From the listing below, copy every line with the word "detached".

****************************************

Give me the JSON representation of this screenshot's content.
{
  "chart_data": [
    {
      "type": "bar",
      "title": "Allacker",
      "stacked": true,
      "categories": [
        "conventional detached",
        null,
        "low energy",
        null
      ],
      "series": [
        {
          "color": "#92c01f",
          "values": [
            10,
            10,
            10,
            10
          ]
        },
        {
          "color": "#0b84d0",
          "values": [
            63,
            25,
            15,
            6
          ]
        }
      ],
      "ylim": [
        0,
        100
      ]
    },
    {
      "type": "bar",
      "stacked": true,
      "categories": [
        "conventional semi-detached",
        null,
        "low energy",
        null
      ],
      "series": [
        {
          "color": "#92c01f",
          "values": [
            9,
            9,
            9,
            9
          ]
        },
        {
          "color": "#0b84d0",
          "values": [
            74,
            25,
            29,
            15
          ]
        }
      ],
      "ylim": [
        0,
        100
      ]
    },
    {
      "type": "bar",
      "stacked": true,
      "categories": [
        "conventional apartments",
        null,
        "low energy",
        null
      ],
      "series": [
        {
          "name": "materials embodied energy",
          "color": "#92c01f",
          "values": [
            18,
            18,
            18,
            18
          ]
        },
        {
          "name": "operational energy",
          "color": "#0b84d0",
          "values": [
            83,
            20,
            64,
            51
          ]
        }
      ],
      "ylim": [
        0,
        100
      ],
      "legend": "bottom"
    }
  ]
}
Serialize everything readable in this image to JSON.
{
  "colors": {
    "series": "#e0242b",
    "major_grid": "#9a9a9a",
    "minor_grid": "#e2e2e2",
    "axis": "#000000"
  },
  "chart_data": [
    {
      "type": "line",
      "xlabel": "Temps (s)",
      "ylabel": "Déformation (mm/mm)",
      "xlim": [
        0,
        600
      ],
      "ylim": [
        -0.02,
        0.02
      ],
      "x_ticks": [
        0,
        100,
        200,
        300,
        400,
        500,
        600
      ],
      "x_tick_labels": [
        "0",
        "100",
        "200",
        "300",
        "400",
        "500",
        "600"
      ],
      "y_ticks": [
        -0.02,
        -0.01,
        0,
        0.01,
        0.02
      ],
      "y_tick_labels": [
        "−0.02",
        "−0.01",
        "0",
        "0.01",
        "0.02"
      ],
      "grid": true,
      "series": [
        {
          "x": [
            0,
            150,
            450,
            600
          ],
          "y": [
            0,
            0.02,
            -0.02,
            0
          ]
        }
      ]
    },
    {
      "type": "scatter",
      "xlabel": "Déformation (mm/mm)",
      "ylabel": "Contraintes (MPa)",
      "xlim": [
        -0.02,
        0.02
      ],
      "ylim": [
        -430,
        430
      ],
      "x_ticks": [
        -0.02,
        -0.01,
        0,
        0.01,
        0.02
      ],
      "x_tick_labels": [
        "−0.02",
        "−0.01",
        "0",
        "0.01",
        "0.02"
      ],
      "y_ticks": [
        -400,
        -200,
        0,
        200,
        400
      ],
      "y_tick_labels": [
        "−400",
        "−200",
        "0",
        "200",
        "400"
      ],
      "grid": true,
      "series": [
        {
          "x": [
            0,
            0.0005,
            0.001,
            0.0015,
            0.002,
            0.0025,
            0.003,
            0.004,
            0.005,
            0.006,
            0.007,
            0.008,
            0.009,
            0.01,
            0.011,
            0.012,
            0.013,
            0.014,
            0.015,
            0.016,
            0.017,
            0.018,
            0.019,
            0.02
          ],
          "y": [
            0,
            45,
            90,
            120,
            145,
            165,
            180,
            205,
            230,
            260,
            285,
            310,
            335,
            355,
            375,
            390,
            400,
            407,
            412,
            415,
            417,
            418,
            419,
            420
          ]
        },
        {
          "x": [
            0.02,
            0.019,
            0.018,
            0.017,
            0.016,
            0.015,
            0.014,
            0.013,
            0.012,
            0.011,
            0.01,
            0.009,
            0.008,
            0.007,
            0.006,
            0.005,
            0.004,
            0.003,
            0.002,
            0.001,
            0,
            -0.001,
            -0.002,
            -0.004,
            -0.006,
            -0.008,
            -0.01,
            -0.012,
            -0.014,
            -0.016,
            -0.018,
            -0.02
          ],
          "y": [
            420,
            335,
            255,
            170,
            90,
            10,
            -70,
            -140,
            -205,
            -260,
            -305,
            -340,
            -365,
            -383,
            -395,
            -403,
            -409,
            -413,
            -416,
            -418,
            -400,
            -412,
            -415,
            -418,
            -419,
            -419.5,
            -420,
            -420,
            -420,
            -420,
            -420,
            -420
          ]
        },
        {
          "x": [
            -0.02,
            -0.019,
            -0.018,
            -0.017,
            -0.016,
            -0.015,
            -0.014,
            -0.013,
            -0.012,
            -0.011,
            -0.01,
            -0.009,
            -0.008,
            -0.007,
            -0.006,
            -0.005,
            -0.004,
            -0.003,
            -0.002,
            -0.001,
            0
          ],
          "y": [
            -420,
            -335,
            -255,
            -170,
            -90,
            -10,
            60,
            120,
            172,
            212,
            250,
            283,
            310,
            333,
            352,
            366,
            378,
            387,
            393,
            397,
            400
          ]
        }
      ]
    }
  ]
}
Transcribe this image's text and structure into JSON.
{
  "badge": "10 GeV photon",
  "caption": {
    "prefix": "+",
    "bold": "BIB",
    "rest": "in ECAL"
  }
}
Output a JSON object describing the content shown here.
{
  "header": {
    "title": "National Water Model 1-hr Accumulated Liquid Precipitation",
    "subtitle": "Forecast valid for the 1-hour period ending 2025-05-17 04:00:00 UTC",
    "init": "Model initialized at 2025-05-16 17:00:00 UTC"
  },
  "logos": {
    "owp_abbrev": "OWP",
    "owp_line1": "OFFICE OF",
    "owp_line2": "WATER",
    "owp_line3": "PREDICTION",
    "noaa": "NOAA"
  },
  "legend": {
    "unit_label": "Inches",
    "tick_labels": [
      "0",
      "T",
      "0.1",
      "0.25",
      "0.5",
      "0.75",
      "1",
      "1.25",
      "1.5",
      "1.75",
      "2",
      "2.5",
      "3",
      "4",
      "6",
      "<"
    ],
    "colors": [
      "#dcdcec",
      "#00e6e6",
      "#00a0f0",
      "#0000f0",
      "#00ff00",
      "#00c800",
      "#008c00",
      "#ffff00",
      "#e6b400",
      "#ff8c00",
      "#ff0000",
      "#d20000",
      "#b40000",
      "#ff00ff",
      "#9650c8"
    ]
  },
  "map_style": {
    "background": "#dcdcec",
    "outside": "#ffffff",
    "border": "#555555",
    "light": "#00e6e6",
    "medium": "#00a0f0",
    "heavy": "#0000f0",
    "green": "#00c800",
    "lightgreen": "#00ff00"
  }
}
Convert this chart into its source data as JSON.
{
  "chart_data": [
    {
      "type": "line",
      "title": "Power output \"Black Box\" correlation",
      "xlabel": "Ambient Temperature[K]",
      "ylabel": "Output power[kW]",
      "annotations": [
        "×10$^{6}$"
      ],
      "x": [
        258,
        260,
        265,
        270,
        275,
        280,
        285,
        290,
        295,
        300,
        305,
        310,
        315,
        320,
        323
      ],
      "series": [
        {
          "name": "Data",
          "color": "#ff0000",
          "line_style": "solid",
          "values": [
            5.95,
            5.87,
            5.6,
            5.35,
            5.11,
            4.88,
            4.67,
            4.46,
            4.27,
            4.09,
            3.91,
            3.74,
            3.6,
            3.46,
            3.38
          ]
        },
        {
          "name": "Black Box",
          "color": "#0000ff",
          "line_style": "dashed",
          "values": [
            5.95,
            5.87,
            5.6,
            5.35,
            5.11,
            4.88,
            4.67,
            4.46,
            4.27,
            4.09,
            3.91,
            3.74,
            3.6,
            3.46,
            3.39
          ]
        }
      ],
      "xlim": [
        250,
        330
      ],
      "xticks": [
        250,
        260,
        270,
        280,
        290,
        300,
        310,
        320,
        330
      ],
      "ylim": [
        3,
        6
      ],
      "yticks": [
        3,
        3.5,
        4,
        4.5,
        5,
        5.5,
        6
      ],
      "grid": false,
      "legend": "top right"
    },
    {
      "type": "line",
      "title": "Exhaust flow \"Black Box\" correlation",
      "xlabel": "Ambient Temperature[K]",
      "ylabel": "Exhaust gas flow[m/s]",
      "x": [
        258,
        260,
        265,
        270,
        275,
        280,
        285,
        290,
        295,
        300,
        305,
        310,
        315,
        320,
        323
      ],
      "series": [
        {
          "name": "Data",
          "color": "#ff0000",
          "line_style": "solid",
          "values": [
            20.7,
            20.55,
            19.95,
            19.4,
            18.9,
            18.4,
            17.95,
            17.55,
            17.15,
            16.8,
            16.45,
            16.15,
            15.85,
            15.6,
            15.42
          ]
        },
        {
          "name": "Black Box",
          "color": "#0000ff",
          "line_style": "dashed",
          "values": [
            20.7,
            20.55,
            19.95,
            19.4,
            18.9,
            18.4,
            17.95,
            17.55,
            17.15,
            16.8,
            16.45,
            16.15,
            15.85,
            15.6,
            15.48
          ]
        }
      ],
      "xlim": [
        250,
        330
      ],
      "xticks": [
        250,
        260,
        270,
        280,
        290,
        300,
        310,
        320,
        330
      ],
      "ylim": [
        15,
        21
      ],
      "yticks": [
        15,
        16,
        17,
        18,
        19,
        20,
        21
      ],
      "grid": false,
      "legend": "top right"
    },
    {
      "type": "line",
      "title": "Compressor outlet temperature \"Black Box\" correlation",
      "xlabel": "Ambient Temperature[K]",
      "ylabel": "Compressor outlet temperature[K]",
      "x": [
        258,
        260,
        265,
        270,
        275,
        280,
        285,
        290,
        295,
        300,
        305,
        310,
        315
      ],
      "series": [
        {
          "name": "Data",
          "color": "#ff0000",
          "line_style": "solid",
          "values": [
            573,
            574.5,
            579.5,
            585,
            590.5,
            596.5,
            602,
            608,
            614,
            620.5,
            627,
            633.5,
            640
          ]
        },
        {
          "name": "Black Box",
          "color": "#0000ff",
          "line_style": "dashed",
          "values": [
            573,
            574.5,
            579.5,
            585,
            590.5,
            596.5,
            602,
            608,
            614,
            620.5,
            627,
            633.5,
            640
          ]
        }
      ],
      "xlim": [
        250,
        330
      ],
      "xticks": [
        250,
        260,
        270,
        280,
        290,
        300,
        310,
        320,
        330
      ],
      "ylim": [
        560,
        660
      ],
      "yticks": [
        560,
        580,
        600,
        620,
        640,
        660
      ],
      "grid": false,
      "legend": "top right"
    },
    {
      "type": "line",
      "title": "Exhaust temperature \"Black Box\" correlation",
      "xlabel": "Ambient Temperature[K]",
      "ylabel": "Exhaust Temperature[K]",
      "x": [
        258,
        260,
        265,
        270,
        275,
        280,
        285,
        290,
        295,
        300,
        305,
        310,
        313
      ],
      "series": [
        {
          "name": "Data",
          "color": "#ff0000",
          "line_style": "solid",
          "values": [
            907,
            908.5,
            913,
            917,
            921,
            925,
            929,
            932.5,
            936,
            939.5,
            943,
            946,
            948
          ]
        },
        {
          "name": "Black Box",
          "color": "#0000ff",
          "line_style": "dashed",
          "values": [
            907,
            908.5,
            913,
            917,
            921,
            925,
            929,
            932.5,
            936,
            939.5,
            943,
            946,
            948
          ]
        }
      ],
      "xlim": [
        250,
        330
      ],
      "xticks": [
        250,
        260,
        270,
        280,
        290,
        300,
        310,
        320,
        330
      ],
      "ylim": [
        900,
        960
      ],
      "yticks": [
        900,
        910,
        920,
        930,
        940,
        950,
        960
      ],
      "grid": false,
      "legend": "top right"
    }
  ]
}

****************************************

▶ Solved exercise:
        "conventional detached",
        "conventional semi-detached",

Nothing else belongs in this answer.